• [SET PROBLEM]:
Find and copy each line of the records where the string "those" shows up.

------------------------------------

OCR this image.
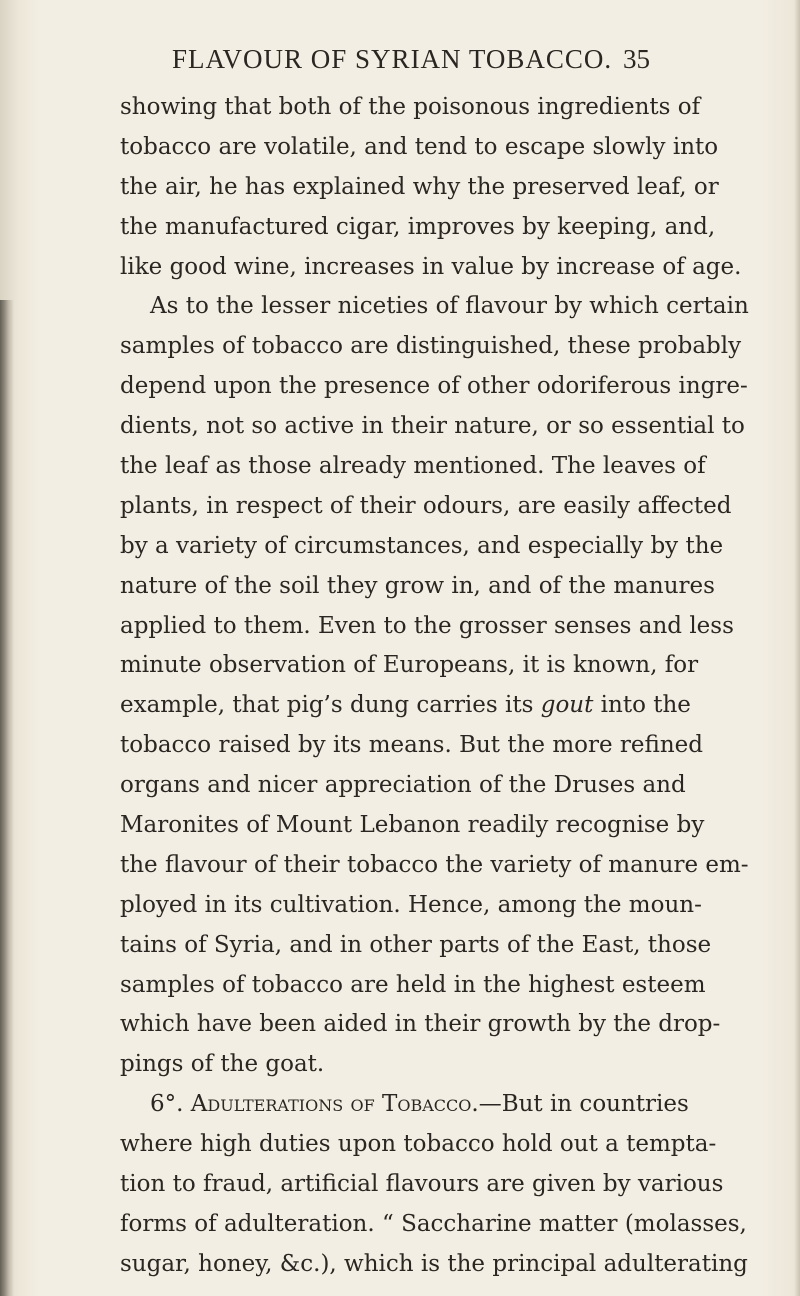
FLAVOUR OF SYRIAN TOBACCO. 35
showing that both of the poisonous ingredients of
tobacco are volatile, and tend to escape slowly into
the air, he has explained why the preserved leaf, or
the manufactured cigar, improves by keeping, and,
like good wine, increases in value by increase of age.
As to the lesser niceties of flavour by which certain
samples of tobacco are distinguished, these probably
depend upon the presence of other odoriferous ingre-
dients, not so active in their nature, or so essential to
the leaf as those already mentioned. The leaves of
plants, in respect of their odours, are easily affected
by a variety of circumstances, and especially by the
nature of the soil they grow in, and of the manures
applied to them. Even to the grosser senses and less
minute observation of Europeans, it is known, for
example, that pig’s dung carries its gout into the
tobacco raised by its means. But the more refined
organs and nicer appreciation of the Druses and
Maronites of Mount Lebanon readily recognise by
the flavour of their tobacco the variety of manure em-
ployed in its cultivation. Hence, among the moun-
tains of Syria, and in other parts of the East, those
samples of tobacco are held in the highest esteem
which have been aided in their growth by the drop-
pings of the goat.
6°. Adulterations of Tobacco.—But in countries
where high duties upon tobacco hold out a tempta-
tion to fraud, artificial flavours are given by various
forms of adulteration. “ Saccharine matter (molasses,
sugar, honey, &c.), which is the principal adulterating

------------------------------------

• [TASK ANSWER]:
the leaf as those already mentioned. The leaves of
tains of Syria, and in other parts of the East, those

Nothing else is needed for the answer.